## BEGIN

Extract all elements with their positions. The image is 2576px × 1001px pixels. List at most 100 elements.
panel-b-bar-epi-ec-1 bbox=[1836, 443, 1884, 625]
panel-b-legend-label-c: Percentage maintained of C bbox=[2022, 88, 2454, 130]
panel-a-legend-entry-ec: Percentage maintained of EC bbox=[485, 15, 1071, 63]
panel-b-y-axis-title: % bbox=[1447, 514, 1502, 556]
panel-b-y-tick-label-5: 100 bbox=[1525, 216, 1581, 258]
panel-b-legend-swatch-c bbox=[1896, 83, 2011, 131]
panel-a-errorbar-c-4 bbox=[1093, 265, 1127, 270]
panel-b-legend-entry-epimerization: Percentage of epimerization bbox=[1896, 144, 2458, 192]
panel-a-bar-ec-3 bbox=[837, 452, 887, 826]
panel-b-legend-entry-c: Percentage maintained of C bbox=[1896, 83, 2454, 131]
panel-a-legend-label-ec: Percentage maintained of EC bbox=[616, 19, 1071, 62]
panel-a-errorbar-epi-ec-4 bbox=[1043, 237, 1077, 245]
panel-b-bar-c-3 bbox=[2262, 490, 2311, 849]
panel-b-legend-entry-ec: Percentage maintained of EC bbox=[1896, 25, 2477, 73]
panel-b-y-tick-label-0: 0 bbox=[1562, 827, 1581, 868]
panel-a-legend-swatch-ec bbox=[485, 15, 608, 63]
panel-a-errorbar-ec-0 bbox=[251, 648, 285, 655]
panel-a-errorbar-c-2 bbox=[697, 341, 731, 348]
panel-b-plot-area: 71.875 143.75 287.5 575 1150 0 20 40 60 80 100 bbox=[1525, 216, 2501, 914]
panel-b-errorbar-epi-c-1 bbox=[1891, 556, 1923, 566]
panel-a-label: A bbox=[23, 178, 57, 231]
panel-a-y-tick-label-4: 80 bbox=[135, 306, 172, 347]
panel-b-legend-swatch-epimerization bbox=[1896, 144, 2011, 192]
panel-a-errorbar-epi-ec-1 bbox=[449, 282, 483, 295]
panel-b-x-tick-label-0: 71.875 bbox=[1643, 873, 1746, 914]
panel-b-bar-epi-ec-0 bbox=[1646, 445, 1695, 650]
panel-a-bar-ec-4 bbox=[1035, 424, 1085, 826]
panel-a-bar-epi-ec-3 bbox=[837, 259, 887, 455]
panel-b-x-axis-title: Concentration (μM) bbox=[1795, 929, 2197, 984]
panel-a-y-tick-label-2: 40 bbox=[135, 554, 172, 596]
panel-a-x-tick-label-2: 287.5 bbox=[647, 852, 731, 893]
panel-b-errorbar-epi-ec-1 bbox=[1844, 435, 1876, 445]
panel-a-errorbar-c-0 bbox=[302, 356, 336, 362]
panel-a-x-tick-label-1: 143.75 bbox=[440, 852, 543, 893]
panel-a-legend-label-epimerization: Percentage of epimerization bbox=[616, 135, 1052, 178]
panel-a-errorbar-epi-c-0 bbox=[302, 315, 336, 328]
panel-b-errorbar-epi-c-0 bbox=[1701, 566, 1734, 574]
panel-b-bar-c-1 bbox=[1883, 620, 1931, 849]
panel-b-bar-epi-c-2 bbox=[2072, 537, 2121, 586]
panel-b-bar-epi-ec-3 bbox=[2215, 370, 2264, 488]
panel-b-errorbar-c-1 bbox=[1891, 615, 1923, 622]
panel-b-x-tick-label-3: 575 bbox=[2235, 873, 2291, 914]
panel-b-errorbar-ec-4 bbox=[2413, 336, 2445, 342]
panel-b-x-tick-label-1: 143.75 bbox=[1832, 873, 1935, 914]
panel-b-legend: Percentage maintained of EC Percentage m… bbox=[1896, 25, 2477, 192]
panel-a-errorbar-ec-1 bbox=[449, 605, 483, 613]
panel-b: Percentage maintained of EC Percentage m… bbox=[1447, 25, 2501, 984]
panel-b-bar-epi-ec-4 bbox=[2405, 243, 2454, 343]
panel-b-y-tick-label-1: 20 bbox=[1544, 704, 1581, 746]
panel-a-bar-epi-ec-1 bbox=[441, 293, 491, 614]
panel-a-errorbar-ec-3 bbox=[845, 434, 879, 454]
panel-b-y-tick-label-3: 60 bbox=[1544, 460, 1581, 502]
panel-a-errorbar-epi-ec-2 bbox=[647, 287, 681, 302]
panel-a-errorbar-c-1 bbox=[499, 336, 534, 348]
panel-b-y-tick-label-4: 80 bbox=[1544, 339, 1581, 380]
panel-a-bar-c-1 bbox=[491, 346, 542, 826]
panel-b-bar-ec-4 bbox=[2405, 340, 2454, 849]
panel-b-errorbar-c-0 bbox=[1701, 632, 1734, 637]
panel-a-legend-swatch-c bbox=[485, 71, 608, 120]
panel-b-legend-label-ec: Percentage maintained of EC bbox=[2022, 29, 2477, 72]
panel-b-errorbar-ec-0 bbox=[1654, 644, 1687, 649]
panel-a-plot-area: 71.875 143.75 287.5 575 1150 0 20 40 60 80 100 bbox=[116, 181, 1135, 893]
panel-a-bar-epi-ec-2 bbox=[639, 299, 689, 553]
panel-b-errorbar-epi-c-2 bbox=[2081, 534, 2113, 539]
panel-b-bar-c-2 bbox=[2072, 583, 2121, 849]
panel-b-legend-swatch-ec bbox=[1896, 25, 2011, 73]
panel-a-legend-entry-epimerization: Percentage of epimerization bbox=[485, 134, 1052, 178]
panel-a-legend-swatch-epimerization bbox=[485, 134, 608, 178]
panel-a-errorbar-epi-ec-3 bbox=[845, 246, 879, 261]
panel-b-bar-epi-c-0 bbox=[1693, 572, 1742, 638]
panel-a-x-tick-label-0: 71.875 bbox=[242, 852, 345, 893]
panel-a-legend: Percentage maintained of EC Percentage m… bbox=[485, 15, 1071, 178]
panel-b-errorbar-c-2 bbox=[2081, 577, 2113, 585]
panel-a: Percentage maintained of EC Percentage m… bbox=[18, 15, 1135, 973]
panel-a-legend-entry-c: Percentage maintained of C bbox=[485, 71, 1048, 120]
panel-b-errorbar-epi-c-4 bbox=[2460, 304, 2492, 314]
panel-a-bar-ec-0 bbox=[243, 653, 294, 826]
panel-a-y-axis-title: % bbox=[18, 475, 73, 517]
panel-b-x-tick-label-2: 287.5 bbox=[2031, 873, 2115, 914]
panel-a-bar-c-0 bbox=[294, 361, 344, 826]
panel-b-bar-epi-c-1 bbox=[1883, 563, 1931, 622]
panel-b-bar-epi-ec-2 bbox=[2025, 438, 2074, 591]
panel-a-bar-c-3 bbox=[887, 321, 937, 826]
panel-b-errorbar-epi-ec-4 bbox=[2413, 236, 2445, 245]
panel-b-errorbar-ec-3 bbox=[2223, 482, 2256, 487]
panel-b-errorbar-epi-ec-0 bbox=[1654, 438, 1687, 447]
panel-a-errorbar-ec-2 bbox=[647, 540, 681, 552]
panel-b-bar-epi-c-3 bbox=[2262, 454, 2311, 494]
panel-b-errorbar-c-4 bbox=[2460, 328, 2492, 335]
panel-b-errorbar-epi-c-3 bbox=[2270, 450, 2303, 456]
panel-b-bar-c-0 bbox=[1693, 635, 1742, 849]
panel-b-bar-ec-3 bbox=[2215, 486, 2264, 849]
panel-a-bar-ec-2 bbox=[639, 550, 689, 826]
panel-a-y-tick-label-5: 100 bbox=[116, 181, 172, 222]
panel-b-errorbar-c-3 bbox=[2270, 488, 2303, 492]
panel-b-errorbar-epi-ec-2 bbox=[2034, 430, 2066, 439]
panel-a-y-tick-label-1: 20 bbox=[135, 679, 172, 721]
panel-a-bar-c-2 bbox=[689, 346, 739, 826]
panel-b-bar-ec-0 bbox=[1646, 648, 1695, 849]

## END

#### TASK STATEMENT
Reproduce verbatim the records from the start through the line containing "panel-a-errorbar-c-4 bbox=[1093, 265, 1127, 270]".

#### RIGHT ANSWER
Extract all elements with their positions. The image is 2576px × 1001px pixels. List at most 100 elements.
panel-b-bar-epi-ec-1 bbox=[1836, 443, 1884, 625]
panel-b-legend-label-c: Percentage maintained of C bbox=[2022, 88, 2454, 130]
panel-a-legend-entry-ec: Percentage maintained of EC bbox=[485, 15, 1071, 63]
panel-b-y-axis-title: % bbox=[1447, 514, 1502, 556]
panel-b-y-tick-label-5: 100 bbox=[1525, 216, 1581, 258]
panel-b-legend-swatch-c bbox=[1896, 83, 2011, 131]
panel-a-errorbar-c-4 bbox=[1093, 265, 1127, 270]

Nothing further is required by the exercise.